Begin
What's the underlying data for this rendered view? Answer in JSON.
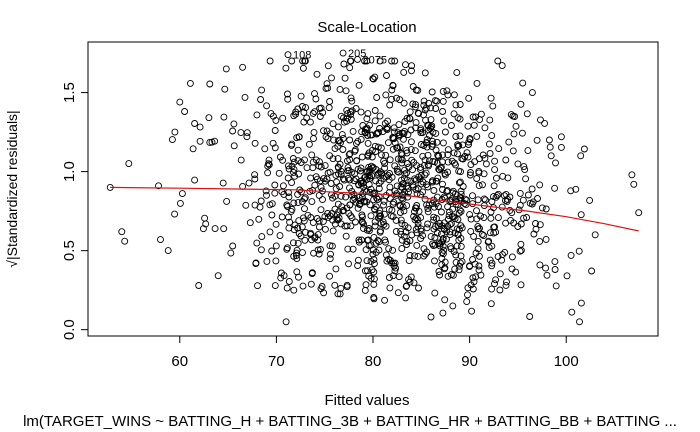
{
  "chart_data": {
    "type": "scatter",
    "title": "Scale-Location",
    "xlabel": "Fitted values",
    "ylabel": "√|Standardized residuals|",
    "subtitle": "lm(TARGET_WINS ~ BATTING_H + BATTING_3B + BATTING_HR + BATTING_BB + BATTING ...",
    "xlim": [
      50.5,
      109.5
    ],
    "ylim": [
      -0.04,
      1.82
    ],
    "x_ticks": [
      60,
      70,
      80,
      90,
      100
    ],
    "y_ticks": [
      0.0,
      0.5,
      1.0,
      1.5
    ],
    "y_tick_labels": [
      "0.0",
      "0.5",
      "1.0",
      "1.5"
    ],
    "x_tick_labels": [
      "60",
      "70",
      "80",
      "90",
      "100"
    ],
    "labeled_points": [
      {
        "label": "108",
        "x": 71.2,
        "y": 1.74
      },
      {
        "label": "205",
        "x": 76.9,
        "y": 1.75
      },
      {
        "label": "2075",
        "x": 78.4,
        "y": 1.71
      }
    ],
    "smooth_line": {
      "color": "#e01010",
      "x": [
        52.8,
        60,
        66,
        72,
        76,
        80,
        84,
        88,
        92,
        96,
        100,
        104,
        107.5
      ],
      "y": [
        0.9,
        0.895,
        0.89,
        0.885,
        0.87,
        0.86,
        0.845,
        0.81,
        0.78,
        0.75,
        0.715,
        0.67,
        0.625
      ]
    },
    "point_color": "#000000",
    "n_points": 1200,
    "distribution": "dense cloud centered near x=82, y=0.85; x mostly 64–98, tails to 52 and 108; y from 0.05 to 1.75"
  }
}
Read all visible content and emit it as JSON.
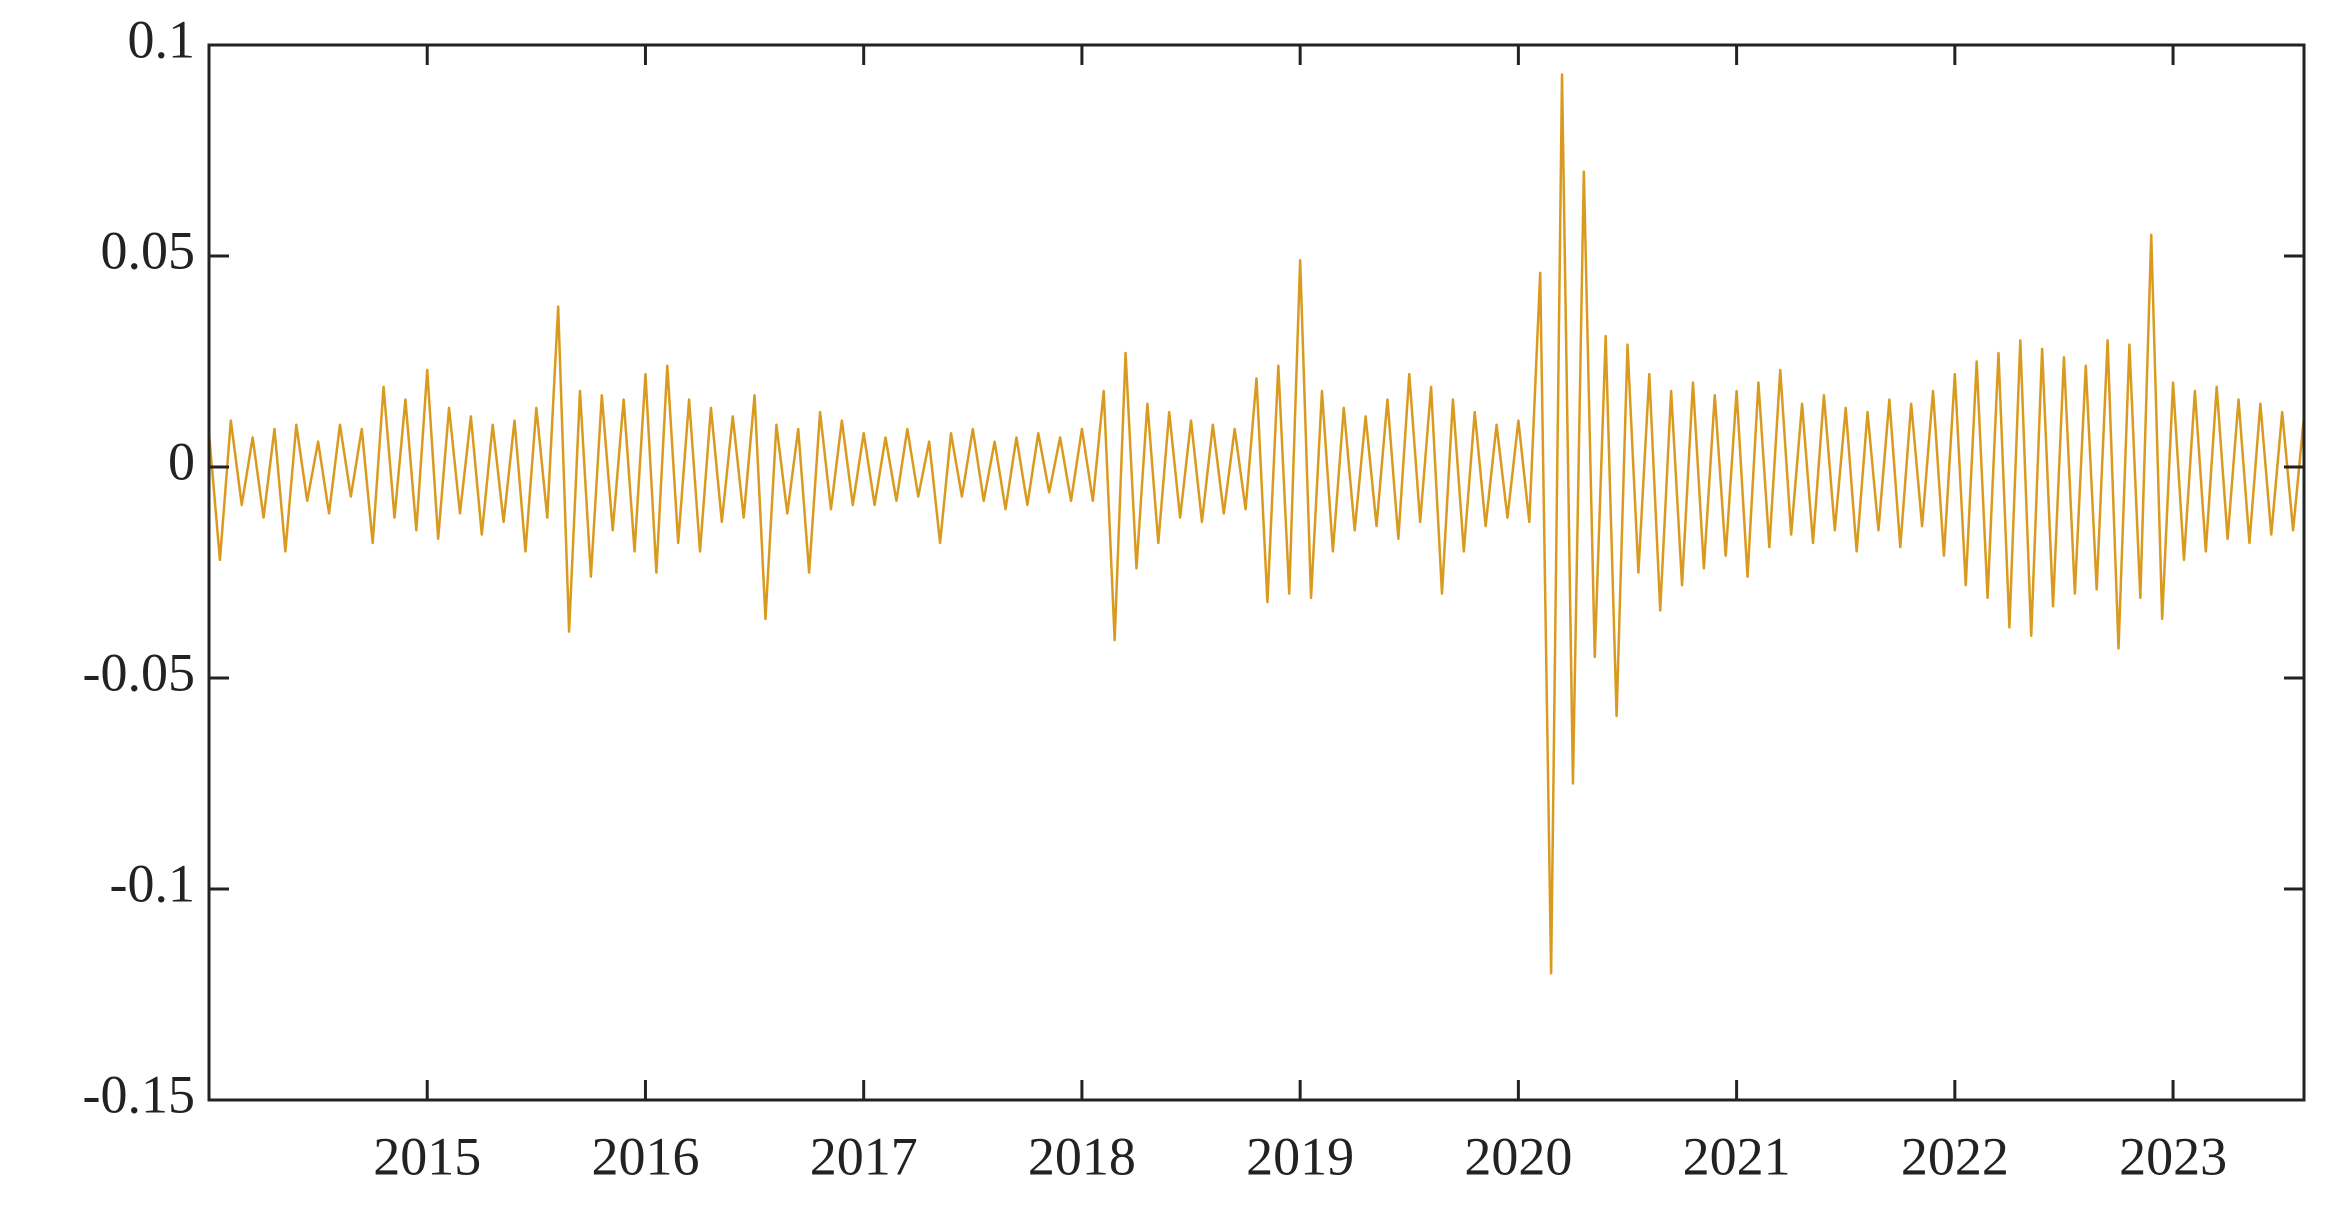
End
(Work to do) Without including any pictures, reproduce the listing exactly.

(Finished task)
What's the underlying data for this rendered view? Answer in JSON.
{
  "chart_data": {
    "type": "scatter",
    "title": "Scale-Location",
    "xlabel": "Fitted values",
    "ylabel": "√|Standardized residuals|",
    "subtitle": "lm(TARGET_WINS ~ BATTING_H + BATTING_3B + BATTING_HR + BATTING_BB + BATTING ...",
    "xlim": [
      50.5,
      109.5
    ],
    "ylim": [
      -0.04,
      1.82
    ],
    "x_ticks": [
      60,
      70,
      80,
      90,
      100
    ],
    "y_ticks": [
      0.0,
      0.5,
      1.0,
      1.5
    ],
    "y_tick_labels": [
      "0.0",
      "0.5",
      "1.0",
      "1.5"
    ],
    "x_tick_labels": [
      "60",
      "70",
      "80",
      "90",
      "100"
    ],
    "labeled_points": [
      {
        "label": "108",
        "x": 71.2,
        "y": 1.74
      },
      {
        "label": "205",
        "x": 76.9,
        "y": 1.75
      },
      {
        "label": "2075",
        "x": 78.4,
        "y": 1.71
      }
    ],
    "smooth_line": {
      "color": "#e01010",
      "x": [
        52.8,
        60,
        66,
        72,
        76,
        80,
        84,
        88,
        92,
        96,
        100,
        104,
        107.5
      ],
      "y": [
        0.9,
        0.895,
        0.89,
        0.885,
        0.87,
        0.86,
        0.845,
        0.81,
        0.78,
        0.75,
        0.715,
        0.67,
        0.625
      ]
    },
    "point_color": "#000000",
    "n_points": 1200,
    "distribution": "dense cloud centered near x=82, y=0.85; x mostly 64–98, tails to 52 and 108; y from 0.05 to 1.75"
  }
}
Read all visible content and emit it as JSON.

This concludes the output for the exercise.